Problem to work on: Copy out each line of the data that holds the word "make".
--------------------------------
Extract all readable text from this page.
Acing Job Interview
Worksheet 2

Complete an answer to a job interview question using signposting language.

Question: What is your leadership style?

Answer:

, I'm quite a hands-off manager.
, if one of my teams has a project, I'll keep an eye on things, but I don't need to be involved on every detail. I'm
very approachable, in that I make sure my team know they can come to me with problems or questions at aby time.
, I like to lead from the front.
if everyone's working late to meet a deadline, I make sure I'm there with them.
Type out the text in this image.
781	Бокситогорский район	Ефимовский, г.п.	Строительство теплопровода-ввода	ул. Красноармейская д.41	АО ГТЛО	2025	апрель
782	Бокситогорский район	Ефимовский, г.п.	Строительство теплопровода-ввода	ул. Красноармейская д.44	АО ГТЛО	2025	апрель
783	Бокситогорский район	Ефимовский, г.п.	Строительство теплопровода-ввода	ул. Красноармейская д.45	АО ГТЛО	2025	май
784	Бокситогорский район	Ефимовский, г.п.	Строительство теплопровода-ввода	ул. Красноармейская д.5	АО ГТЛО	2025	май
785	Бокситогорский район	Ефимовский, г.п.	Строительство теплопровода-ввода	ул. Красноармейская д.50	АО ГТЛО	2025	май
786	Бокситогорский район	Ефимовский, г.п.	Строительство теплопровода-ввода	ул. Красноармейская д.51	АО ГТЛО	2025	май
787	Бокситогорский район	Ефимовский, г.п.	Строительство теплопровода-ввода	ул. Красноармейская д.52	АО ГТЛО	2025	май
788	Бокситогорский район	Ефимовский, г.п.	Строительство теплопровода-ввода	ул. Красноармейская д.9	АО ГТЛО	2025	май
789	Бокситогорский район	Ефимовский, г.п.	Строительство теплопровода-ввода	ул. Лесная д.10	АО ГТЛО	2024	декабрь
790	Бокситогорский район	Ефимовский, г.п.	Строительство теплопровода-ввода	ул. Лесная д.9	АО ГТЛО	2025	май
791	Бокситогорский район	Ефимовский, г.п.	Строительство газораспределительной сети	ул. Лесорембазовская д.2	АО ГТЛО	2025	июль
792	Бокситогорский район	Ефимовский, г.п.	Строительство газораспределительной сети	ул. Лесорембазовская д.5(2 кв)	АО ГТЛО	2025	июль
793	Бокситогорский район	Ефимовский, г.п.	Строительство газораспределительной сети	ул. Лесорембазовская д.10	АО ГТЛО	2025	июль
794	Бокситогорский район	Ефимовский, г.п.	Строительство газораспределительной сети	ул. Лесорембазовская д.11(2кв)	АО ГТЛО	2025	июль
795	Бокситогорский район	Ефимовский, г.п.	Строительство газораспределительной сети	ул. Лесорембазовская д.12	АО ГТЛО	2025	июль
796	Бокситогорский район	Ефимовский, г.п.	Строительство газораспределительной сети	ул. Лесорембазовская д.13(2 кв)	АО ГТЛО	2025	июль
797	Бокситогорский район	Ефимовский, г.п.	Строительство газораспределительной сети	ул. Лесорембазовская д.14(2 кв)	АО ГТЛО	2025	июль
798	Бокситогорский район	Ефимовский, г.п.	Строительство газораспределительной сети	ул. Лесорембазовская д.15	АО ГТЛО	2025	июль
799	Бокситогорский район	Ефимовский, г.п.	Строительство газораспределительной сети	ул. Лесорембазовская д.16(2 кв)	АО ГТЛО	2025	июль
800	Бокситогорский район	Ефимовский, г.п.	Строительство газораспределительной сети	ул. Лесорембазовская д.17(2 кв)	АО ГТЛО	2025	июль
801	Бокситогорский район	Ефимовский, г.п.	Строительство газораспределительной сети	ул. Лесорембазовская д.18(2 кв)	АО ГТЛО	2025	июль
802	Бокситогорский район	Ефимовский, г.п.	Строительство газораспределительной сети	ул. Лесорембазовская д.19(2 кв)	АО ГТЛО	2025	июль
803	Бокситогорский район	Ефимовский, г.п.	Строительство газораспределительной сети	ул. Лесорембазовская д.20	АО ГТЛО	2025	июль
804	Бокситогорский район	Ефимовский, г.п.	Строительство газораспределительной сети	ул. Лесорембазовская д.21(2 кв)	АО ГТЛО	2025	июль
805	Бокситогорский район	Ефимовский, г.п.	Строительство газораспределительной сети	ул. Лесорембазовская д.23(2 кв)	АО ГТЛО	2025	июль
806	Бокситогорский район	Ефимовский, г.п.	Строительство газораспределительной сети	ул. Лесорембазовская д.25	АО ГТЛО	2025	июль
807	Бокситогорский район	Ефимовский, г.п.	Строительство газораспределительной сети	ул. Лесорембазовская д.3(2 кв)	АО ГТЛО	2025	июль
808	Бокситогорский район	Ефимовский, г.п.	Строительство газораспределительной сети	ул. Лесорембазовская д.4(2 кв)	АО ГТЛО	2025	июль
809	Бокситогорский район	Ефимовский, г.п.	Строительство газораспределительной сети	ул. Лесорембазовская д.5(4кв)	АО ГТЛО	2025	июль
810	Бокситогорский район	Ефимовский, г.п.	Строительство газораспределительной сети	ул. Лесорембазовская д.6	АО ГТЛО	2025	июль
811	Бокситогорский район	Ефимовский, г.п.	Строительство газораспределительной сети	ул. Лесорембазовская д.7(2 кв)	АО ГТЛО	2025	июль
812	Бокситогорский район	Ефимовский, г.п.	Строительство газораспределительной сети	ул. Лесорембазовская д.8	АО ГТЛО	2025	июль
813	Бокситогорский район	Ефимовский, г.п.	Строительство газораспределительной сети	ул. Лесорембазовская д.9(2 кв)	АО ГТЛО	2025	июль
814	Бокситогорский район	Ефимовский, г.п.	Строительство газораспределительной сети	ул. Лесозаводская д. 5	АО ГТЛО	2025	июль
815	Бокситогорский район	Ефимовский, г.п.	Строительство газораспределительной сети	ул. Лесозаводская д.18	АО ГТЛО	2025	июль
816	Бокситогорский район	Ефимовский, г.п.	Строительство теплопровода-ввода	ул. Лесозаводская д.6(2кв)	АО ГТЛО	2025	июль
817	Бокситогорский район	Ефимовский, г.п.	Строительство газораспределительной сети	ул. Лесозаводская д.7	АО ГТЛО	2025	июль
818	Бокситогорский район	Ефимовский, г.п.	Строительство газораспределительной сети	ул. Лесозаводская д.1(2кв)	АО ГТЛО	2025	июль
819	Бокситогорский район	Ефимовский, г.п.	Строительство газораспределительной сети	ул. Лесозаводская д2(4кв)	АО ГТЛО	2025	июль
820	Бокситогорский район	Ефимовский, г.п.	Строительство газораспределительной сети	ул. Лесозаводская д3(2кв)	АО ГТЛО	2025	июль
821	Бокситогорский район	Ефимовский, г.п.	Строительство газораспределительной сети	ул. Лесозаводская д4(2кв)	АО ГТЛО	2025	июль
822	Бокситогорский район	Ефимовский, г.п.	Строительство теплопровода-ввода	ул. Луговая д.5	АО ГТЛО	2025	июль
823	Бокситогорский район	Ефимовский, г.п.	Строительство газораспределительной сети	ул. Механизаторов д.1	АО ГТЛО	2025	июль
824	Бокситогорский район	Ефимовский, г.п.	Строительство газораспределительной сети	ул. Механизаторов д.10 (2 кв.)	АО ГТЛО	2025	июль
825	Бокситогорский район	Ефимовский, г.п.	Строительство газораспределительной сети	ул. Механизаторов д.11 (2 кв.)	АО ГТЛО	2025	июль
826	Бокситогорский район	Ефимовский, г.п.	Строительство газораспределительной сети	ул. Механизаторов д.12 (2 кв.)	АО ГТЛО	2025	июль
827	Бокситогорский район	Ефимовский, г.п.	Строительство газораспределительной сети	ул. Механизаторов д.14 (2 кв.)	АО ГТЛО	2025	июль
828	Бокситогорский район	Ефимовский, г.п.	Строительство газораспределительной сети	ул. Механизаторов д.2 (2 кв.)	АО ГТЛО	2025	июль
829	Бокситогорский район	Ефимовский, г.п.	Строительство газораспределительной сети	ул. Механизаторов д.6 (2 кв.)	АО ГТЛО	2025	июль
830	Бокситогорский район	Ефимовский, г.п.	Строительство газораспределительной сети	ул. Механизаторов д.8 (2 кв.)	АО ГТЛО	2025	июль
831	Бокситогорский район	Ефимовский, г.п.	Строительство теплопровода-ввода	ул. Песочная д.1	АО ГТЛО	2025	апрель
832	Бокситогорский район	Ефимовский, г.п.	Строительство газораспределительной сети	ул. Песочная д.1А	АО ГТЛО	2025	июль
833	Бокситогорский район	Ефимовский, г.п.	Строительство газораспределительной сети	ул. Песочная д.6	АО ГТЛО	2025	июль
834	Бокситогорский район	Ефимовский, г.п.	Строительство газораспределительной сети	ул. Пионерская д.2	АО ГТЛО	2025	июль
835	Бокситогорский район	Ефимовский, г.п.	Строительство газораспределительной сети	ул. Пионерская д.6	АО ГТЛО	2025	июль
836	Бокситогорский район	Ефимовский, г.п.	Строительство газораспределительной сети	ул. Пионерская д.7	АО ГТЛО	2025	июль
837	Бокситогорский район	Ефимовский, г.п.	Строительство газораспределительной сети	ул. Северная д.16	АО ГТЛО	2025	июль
--------------------------------
Answer below:
very approachable, in that I make sure my team know they can come to me with problems or questions at aby time.
if everyone's working late to meet a deadline, I make sure I'm there with them.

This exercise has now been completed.